** Begin Records for the task **
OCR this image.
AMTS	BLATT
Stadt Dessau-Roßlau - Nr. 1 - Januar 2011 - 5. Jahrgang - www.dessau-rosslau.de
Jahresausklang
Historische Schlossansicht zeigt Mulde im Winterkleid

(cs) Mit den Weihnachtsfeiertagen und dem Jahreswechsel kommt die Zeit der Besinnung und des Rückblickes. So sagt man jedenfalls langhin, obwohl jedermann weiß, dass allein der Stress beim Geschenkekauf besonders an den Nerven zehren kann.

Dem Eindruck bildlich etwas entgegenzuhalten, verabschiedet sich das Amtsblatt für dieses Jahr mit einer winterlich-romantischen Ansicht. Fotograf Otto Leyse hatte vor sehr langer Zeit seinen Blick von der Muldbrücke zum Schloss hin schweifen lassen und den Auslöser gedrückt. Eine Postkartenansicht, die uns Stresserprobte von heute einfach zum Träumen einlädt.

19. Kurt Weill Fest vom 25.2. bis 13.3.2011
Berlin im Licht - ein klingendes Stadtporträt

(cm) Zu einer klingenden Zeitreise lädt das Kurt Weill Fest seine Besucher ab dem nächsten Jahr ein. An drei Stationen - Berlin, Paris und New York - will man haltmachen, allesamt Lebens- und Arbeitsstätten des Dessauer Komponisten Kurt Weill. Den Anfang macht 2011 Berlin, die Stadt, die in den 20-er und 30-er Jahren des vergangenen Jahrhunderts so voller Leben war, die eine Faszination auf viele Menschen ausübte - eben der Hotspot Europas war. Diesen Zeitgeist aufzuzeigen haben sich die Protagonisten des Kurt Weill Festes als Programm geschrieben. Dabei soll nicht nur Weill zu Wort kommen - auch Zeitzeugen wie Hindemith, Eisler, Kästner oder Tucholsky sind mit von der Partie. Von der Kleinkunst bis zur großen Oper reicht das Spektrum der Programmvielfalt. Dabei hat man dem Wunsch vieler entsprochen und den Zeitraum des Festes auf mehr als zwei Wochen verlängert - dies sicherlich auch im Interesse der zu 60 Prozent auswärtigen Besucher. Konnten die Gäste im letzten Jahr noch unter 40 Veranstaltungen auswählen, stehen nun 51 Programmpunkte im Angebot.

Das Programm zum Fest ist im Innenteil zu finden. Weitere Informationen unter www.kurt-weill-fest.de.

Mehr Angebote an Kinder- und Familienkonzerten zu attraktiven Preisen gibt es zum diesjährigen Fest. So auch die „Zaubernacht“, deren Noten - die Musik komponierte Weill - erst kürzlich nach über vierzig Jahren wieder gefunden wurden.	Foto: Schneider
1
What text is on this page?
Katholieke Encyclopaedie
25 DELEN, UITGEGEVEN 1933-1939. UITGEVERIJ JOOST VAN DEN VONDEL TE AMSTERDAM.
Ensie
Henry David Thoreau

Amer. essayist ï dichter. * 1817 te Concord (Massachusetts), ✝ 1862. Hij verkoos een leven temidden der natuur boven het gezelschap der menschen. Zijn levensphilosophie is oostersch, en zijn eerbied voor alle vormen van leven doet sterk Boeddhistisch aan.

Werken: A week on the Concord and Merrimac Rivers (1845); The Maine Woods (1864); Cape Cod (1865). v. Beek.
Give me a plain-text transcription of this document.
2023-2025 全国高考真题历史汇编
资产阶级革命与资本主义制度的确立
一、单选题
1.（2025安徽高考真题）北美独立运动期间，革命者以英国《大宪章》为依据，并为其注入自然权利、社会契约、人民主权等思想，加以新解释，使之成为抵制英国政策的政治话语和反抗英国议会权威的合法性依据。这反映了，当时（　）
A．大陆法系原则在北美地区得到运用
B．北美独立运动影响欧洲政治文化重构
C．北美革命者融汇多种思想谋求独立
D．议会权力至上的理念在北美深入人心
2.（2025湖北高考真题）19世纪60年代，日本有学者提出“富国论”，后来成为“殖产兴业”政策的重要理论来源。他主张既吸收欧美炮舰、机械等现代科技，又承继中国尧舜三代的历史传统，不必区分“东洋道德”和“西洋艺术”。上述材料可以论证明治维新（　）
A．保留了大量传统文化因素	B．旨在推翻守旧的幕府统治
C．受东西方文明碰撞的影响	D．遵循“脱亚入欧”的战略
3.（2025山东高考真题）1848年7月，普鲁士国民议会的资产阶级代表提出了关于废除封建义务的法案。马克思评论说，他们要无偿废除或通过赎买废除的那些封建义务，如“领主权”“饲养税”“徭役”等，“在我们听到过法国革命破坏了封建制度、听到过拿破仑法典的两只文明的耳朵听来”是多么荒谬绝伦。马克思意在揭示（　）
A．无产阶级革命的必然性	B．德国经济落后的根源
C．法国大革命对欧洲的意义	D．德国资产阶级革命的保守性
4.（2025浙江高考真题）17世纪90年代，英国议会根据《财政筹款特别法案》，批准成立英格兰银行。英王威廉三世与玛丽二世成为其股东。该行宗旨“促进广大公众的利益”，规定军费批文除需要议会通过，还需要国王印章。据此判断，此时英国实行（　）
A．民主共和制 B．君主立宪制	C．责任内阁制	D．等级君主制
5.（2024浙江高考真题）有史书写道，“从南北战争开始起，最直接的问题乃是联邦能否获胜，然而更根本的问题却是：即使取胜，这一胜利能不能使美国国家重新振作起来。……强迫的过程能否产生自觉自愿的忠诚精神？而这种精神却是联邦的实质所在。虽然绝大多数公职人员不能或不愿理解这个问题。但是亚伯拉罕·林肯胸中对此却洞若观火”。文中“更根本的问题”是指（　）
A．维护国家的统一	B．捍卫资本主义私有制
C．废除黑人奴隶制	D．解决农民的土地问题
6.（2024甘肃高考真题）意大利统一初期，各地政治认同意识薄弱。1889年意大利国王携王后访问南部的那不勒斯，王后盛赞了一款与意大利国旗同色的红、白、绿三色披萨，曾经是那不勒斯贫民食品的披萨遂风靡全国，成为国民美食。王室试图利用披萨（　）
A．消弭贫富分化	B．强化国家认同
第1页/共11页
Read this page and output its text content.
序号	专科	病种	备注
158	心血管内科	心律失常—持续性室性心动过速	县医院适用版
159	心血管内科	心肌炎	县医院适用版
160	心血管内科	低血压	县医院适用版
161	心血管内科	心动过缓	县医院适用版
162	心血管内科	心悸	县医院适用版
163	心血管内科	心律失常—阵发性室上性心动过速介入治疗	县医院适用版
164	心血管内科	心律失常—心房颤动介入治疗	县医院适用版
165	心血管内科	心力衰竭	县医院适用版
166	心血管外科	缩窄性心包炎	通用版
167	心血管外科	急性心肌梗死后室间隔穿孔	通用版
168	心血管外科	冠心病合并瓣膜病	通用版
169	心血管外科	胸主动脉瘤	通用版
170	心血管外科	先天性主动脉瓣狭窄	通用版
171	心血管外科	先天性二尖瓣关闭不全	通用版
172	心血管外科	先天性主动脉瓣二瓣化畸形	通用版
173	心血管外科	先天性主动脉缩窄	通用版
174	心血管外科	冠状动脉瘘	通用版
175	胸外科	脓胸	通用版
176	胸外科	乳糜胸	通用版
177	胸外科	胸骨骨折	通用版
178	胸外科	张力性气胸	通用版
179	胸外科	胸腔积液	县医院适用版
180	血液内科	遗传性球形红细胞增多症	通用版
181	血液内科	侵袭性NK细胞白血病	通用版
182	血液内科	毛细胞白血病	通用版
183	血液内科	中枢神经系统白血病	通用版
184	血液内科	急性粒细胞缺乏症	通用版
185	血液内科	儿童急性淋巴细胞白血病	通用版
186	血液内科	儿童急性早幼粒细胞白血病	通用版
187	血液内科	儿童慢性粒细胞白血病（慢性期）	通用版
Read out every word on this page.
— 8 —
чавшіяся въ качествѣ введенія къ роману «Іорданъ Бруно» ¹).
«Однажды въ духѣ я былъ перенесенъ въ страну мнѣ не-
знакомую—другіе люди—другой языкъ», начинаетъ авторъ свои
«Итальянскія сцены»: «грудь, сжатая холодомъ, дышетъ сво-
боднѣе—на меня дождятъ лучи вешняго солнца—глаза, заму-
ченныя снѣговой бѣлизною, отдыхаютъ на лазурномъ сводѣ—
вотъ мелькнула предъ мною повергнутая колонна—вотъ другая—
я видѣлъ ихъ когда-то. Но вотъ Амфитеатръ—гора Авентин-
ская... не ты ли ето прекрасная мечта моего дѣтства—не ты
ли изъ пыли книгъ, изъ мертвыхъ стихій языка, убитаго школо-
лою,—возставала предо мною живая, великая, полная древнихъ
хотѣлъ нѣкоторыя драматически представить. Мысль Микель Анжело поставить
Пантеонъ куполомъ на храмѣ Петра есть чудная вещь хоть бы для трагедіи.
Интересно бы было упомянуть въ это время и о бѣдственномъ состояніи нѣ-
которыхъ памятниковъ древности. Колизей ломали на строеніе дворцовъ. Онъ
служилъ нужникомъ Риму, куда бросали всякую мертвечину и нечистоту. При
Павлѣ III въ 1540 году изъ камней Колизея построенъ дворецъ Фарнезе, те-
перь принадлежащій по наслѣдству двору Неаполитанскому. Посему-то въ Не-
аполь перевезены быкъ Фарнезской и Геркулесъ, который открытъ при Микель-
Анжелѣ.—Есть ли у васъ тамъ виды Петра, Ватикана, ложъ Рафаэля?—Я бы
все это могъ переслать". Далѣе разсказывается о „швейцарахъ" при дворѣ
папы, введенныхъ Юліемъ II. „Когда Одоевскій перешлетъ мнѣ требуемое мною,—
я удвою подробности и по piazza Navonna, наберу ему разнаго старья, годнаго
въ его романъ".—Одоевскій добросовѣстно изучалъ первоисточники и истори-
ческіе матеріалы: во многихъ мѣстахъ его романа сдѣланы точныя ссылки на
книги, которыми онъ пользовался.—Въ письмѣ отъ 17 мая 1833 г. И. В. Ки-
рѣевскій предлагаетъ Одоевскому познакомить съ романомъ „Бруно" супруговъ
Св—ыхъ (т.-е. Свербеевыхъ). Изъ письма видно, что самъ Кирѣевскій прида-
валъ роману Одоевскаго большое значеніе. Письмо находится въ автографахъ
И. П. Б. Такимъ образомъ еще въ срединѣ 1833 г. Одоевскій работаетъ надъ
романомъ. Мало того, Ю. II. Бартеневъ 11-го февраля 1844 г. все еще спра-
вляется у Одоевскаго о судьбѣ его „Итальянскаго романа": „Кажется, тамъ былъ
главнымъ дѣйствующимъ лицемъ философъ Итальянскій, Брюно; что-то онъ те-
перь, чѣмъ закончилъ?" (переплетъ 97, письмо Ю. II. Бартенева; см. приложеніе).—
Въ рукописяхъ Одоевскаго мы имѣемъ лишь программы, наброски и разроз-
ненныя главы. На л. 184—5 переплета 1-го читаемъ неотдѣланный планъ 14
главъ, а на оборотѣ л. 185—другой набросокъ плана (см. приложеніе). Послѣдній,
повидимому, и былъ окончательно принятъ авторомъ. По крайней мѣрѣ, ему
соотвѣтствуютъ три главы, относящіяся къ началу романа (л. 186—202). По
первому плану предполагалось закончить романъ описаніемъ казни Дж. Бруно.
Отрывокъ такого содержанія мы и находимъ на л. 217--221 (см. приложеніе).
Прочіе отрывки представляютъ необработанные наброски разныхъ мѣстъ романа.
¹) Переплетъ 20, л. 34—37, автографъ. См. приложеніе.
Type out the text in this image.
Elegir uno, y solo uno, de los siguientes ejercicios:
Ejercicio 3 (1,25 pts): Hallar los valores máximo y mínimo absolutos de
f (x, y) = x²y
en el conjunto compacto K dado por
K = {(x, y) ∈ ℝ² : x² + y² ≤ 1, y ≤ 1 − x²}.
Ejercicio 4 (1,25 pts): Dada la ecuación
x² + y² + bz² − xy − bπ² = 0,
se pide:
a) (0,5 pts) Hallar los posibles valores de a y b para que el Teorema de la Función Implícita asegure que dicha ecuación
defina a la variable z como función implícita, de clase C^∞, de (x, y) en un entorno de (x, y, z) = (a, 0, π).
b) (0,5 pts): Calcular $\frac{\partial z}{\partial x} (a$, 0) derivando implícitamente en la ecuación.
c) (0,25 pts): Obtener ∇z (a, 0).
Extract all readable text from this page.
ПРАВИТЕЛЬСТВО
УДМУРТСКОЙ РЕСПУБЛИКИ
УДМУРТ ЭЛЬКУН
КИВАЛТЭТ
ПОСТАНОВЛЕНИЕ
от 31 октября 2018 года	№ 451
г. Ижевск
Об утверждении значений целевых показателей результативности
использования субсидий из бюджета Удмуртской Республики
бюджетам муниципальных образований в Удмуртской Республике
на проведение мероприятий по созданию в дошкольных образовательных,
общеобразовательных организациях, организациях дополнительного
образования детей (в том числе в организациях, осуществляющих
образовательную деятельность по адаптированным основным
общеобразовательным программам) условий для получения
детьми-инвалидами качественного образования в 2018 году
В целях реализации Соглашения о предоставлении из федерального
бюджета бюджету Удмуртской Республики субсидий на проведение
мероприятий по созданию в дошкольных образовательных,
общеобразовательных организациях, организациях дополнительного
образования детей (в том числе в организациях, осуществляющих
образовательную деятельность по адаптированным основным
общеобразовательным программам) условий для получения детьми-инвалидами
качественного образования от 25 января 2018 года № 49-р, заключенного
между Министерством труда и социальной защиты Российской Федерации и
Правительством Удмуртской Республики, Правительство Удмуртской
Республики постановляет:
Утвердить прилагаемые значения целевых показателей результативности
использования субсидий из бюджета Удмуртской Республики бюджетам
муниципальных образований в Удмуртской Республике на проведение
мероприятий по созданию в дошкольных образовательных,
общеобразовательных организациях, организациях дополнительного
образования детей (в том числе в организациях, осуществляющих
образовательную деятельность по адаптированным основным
** End Records for the task **
> [Problem details]: Copy every line above in which the string "text" shows up.

> [The answer]:
What text is on this page?
Give me a plain-text transcription of this document.
Read this page and output its text content.
Type out the text in this image.
Extract all readable text from this page.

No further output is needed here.